[start of SUPPLIED INFORMATION]
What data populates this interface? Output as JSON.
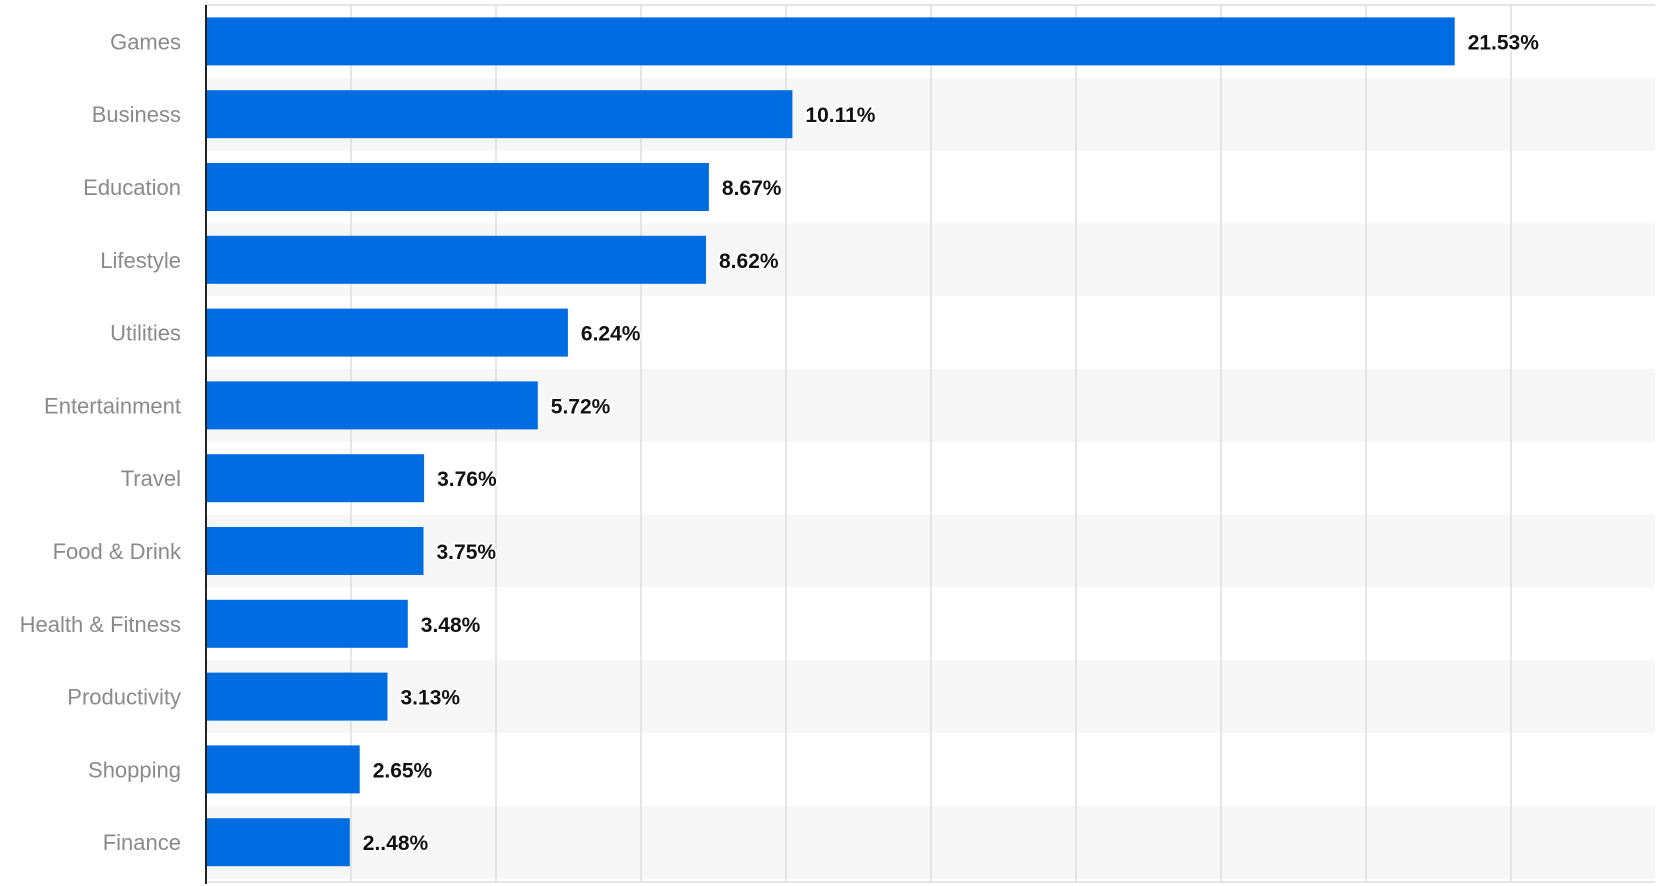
{
  "chart_data": {
    "type": "bar",
    "orientation": "horizontal",
    "categories": [
      "Games",
      "Business",
      "Education",
      "Lifestyle",
      "Utilities",
      "Entertainment",
      "Travel",
      "Food & Drink",
      "Health & Fitness",
      "Productivity",
      "Shopping",
      "Finance"
    ],
    "values": [
      21.53,
      10.11,
      8.67,
      8.62,
      6.24,
      5.72,
      3.76,
      3.75,
      3.48,
      3.13,
      2.65,
      2.48
    ],
    "value_labels": [
      "21.53%",
      "10.11%",
      "8.67%",
      "8.62%",
      "6.24%",
      "5.72%",
      "3.76%",
      "3.75%",
      "3.48%",
      "3.13%",
      "2.65%",
      "2..48%"
    ],
    "title": "",
    "xlabel": "",
    "ylabel": "",
    "xlim": [
      0,
      25
    ],
    "grid": true,
    "legend": "none",
    "colors": {
      "bar": "#006ce2",
      "band": "#f7f7f7",
      "grid": "#dddddd",
      "axis": "#222222",
      "category_text": "#8a8a8a",
      "value_text": "#111111"
    }
  }
}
[end of SUPPLIED INFORMATION]
TASK DETAILS:
Transcribe the records verbatim and omit the images.

RESPONSE TO THE TASK:
What data populates this interface? Output as JSON.
{
  "chart_data": {
    "type": "bar",
    "orientation": "horizontal",
    "categories": [
      "Games",
      "Business",
      "Education",
      "Lifestyle",
      "Utilities",
      "Entertainment",
      "Travel",
      "Food & Drink",
      "Health & Fitness",
      "Productivity",
      "Shopping",
      "Finance"
    ],
    "values": [
      21.53,
      10.11,
      8.67,
      8.62,
      6.24,
      5.72,
      3.76,
      3.75,
      3.48,
      3.13,
      2.65,
      2.48
    ],
    "value_labels": [
      "21.53%",
      "10.11%",
      "8.67%",
      "8.62%",
      "6.24%",
      "5.72%",
      "3.76%",
      "3.75%",
      "3.48%",
      "3.13%",
      "2.65%",
      "2..48%"
    ],
    "title": "",
    "xlabel": "",
    "ylabel": "",
    "xlim": [
      0,
      25
    ],
    "grid": true,
    "legend": "none",
    "colors": {
      "bar": "#006ce2",
      "band": "#f7f7f7",
      "grid": "#dddddd",
      "axis": "#222222",
      "category_text": "#8a8a8a",
      "value_text": "#111111"
    }
  }
}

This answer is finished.